Write each line out again exactly as written.

======== Dataset records ========

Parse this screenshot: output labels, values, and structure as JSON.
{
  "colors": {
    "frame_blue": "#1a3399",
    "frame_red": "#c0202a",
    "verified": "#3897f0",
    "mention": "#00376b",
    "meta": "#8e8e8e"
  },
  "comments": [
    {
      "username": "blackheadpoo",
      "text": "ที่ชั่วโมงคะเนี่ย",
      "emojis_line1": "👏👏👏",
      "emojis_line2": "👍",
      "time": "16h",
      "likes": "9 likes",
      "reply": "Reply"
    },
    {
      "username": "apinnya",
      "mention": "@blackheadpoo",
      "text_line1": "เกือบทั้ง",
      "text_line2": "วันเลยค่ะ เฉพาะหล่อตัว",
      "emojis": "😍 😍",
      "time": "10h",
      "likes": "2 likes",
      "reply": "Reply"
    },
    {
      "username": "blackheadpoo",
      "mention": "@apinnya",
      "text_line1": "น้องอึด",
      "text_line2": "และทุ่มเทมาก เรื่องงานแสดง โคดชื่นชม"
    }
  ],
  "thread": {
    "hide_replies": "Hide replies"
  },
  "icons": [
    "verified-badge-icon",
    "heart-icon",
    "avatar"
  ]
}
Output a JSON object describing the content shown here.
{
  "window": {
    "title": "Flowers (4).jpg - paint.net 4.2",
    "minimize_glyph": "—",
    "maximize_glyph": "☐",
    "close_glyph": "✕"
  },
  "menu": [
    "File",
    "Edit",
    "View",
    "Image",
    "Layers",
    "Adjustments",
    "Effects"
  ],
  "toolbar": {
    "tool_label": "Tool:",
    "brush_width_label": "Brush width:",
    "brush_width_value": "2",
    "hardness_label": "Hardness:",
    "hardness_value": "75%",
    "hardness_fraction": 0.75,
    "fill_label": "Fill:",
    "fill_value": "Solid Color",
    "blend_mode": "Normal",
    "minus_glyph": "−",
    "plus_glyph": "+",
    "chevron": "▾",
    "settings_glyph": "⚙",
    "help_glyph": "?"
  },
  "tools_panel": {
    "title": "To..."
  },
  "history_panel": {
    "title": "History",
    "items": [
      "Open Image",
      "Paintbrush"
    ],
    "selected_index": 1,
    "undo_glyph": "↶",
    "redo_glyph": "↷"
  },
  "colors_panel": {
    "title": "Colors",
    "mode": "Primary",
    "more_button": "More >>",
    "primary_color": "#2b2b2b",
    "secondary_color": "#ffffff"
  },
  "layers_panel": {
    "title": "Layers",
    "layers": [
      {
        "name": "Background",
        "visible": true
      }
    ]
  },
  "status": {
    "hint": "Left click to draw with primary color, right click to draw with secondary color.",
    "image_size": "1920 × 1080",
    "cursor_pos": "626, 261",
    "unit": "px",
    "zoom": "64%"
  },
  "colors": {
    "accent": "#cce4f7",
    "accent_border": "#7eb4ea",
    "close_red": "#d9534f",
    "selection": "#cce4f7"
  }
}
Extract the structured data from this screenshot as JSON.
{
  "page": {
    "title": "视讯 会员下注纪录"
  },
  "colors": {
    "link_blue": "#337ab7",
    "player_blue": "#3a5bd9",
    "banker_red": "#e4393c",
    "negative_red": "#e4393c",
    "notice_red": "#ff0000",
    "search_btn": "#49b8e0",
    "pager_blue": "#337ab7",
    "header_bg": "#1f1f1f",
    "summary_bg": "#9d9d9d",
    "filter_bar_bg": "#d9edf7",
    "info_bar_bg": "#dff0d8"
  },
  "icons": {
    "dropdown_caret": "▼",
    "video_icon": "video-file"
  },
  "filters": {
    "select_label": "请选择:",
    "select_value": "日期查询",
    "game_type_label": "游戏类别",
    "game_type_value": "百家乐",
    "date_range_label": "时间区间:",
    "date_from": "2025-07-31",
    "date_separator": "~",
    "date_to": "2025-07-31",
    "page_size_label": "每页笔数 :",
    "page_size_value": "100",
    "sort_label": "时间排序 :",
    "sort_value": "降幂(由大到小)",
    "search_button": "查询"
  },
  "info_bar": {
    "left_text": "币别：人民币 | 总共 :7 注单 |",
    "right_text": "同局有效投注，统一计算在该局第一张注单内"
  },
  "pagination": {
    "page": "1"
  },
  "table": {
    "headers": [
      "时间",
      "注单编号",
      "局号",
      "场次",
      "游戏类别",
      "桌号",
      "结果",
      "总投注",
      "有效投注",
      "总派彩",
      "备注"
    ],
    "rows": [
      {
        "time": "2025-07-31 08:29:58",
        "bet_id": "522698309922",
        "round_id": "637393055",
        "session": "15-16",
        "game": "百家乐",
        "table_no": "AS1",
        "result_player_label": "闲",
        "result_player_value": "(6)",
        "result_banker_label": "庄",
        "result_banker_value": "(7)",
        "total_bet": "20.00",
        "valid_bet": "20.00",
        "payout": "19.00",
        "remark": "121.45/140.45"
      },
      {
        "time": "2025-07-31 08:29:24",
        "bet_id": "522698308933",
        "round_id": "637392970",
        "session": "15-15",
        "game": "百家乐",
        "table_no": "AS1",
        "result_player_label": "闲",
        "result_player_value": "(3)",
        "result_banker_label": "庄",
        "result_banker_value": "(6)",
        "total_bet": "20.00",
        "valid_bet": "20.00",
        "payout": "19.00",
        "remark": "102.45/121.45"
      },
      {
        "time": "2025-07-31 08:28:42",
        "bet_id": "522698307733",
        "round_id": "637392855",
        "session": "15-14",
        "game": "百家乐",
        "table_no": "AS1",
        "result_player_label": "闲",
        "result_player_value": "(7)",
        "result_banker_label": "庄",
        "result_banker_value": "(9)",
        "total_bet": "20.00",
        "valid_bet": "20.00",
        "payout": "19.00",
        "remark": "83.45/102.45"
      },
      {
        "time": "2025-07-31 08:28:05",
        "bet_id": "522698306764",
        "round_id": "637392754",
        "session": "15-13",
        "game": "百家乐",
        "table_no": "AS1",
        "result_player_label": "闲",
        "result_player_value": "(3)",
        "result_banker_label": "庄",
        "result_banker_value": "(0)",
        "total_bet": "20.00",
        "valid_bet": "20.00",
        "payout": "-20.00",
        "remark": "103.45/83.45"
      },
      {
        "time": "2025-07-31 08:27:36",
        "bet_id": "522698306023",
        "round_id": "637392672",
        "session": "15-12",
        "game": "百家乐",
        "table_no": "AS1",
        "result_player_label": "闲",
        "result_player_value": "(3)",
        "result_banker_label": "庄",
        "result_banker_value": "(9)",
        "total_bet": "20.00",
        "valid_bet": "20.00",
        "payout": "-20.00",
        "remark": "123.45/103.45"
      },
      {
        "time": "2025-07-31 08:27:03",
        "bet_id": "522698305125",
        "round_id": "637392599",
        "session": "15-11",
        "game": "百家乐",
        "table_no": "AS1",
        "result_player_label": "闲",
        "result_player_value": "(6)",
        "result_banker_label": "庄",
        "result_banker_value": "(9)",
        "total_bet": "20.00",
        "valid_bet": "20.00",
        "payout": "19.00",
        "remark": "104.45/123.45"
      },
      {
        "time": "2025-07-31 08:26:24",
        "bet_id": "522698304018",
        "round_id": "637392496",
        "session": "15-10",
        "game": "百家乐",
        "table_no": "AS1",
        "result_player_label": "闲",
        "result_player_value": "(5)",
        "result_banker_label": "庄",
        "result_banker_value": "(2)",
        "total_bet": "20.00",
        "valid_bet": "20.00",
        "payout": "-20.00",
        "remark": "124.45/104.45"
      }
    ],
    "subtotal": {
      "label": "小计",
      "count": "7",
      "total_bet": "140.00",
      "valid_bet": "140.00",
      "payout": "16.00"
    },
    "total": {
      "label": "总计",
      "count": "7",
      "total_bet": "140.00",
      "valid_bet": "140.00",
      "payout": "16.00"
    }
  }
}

========

** Task solution **
Parse this screenshot: output labels, values, and structure as JSON.
{
  "colors": {
    "frame_blue": "#1a3399",
    "frame_red": "#c0202a",
    "verified": "#3897f0",
    "mention": "#00376b",
    "meta": "#8e8e8e"
  },
  "comments": [
    {
      "username": "blackheadpoo",
      "text": "ที่ชั่วโมงคะเนี่ย",
      "emojis_line1": "👏👏👏",
      "emojis_line2": "👍",
      "time": "16h",
      "likes": "9 likes",
      "reply": "Reply"
    },
    {
      "username": "apinnya",
      "mention": "@blackheadpoo",
      "text_line1": "เกือบทั้ง",
      "text_line2": "วันเลยค่ะ เฉพาะหล่อตัว",
      "emojis": "😍 😍",
      "time": "10h",
      "likes": "2 likes",
      "reply": "Reply"
    },
    {
      "username": "blackheadpoo",
      "mention": "@apinnya",
      "text_line1": "น้องอึด",
      "text_line2": "และทุ่มเทมาก เรื่องงานแสดง โคดชื่นชม"
    }
  ],
  "thread": {
    "hide_replies": "Hide replies"
  },
  "icons": [
    "verified-badge-icon",
    "heart-icon",
    "avatar"
  ]
}
Output a JSON object describing the content shown here.
{
  "window": {
    "title": "Flowers (4).jpg - paint.net 4.2",
    "minimize_glyph": "—",
    "maximize_glyph": "☐",
    "close_glyph": "✕"
  },
  "menu": [
    "File",
    "Edit",
    "View",
    "Image",
    "Layers",
    "Adjustments",
    "Effects"
  ],
  "toolbar": {
    "tool_label": "Tool:",
    "brush_width_label": "Brush width:",
    "brush_width_value": "2",
    "hardness_label": "Hardness:",
    "hardness_value": "75%",
    "hardness_fraction": 0.75,
    "fill_label": "Fill:",
    "fill_value": "Solid Color",
    "blend_mode": "Normal",
    "minus_glyph": "−",
    "plus_glyph": "+",
    "chevron": "▾",
    "settings_glyph": "⚙",
    "help_glyph": "?"
  },
  "tools_panel": {
    "title": "To..."
  },
  "history_panel": {
    "title": "History",
    "items": [
      "Open Image",
      "Paintbrush"
    ],
    "selected_index": 1,
    "undo_glyph": "↶",
    "redo_glyph": "↷"
  },
  "colors_panel": {
    "title": "Colors",
    "mode": "Primary",
    "more_button": "More >>",
    "primary_color": "#2b2b2b",
    "secondary_color": "#ffffff"
  },
  "layers_panel": {
    "title": "Layers",
    "layers": [
      {
        "name": "Background",
        "visible": true
      }
    ]
  },
  "status": {
    "hint": "Left click to draw with primary color, right click to draw with secondary color.",
    "image_size": "1920 × 1080",
    "cursor_pos": "626, 261",
    "unit": "px",
    "zoom": "64%"
  },
  "colors": {
    "accent": "#cce4f7",
    "accent_border": "#7eb4ea",
    "close_red": "#d9534f",
    "selection": "#cce4f7"
  }
}
Extract the structured data from this screenshot as JSON.
{
  "page": {
    "title": "视讯 会员下注纪录"
  },
  "colors": {
    "link_blue": "#337ab7",
    "player_blue": "#3a5bd9",
    "banker_red": "#e4393c",
    "negative_red": "#e4393c",
    "notice_red": "#ff0000",
    "search_btn": "#49b8e0",
    "pager_blue": "#337ab7",
    "header_bg": "#1f1f1f",
    "summary_bg": "#9d9d9d",
    "filter_bar_bg": "#d9edf7",
    "info_bar_bg": "#dff0d8"
  },
  "icons": {
    "dropdown_caret": "▼",
    "video_icon": "video-file"
  },
  "filters": {
    "select_label": "请选择:",
    "select_value": "日期查询",
    "game_type_label": "游戏类别",
    "game_type_value": "百家乐",
    "date_range_label": "时间区间:",
    "date_from": "2025-07-31",
    "date_separator": "~",
    "date_to": "2025-07-31",
    "page_size_label": "每页笔数 :",
    "page_size_value": "100",
    "sort_label": "时间排序 :",
    "sort_value": "降幂(由大到小)",
    "search_button": "查询"
  },
  "info_bar": {
    "left_text": "币别：人民币 | 总共 :7 注单 |",
    "right_text": "同局有效投注，统一计算在该局第一张注单内"
  },
  "pagination": {
    "page": "1"
  },
  "table": {
    "headers": [
      "时间",
      "注单编号",
      "局号",
      "场次",
      "游戏类别",
      "桌号",
      "结果",
      "总投注",
      "有效投注",
      "总派彩",
      "备注"
    ],
    "rows": [
      {
        "time": "2025-07-31 08:29:58",
        "bet_id": "522698309922",
        "round_id": "637393055",
        "session": "15-16",
        "game": "百家乐",
        "table_no": "AS1",
        "result_player_label": "闲",
        "result_player_value": "(6)",
        "result_banker_label": "庄",
        "result_banker_value": "(7)",
        "total_bet": "20.00",
        "valid_bet": "20.00",
        "payout": "19.00",
        "remark": "121.45/140.45"
      },
      {
        "time": "2025-07-31 08:29:24",
        "bet_id": "522698308933",
        "round_id": "637392970",
        "session": "15-15",
        "game": "百家乐",
        "table_no": "AS1",
        "result_player_label": "闲",
        "result_player_value": "(3)",
        "result_banker_label": "庄",
        "result_banker_value": "(6)",
        "total_bet": "20.00",
        "valid_bet": "20.00",
        "payout": "19.00",
        "remark": "102.45/121.45"
      },
      {
        "time": "2025-07-31 08:28:42",
        "bet_id": "522698307733",
        "round_id": "637392855",
        "session": "15-14",
        "game": "百家乐",
        "table_no": "AS1",
        "result_player_label": "闲",
        "result_player_value": "(7)",
        "result_banker_label": "庄",
        "result_banker_value": "(9)",
        "total_bet": "20.00",
        "valid_bet": "20.00",
        "payout": "19.00",
        "remark": "83.45/102.45"
      },
      {
        "time": "2025-07-31 08:28:05",
        "bet_id": "522698306764",
        "round_id": "637392754",
        "session": "15-13",
        "game": "百家乐",
        "table_no": "AS1",
        "result_player_label": "闲",
        "result_player_value": "(3)",
        "result_banker_label": "庄",
        "result_banker_value": "(0)",
        "total_bet": "20.00",
        "valid_bet": "20.00",
        "payout": "-20.00",
        "remark": "103.45/83.45"
      },
      {
        "time": "2025-07-31 08:27:36",
        "bet_id": "522698306023",
        "round_id": "637392672",
        "session": "15-12",
        "game": "百家乐",
        "table_no": "AS1",
        "result_player_label": "闲",
        "result_player_value": "(3)",
        "result_banker_label": "庄",
        "result_banker_value": "(9)",
        "total_bet": "20.00",
        "valid_bet": "20.00",
        "payout": "-20.00",
        "remark": "123.45/103.45"
      },
      {
        "time": "2025-07-31 08:27:03",
        "bet_id": "522698305125",
        "round_id": "637392599",
        "session": "15-11",
        "game": "百家乐",
        "table_no": "AS1",
        "result_player_label": "闲",
        "result_player_value": "(6)",
        "result_banker_label": "庄",
        "result_banker_value": "(9)",
        "total_bet": "20.00",
        "valid_bet": "20.00",
        "payout": "19.00",
        "remark": "104.45/123.45"
      },
      {
        "time": "2025-07-31 08:26:24",
        "bet_id": "522698304018",
        "round_id": "637392496",
        "session": "15-10",
        "game": "百家乐",
        "table_no": "AS1",
        "result_player_label": "闲",
        "result_player_value": "(5)",
        "result_banker_label": "庄",
        "result_banker_value": "(2)",
        "total_bet": "20.00",
        "valid_bet": "20.00",
        "payout": "-20.00",
        "remark": "124.45/104.45"
      }
    ],
    "subtotal": {
      "label": "小计",
      "count": "7",
      "total_bet": "140.00",
      "valid_bet": "140.00",
      "payout": "16.00"
    },
    "total": {
      "label": "总计",
      "count": "7",
      "total_bet": "140.00",
      "valid_bet": "140.00",
      "payout": "16.00"
    }
  }
}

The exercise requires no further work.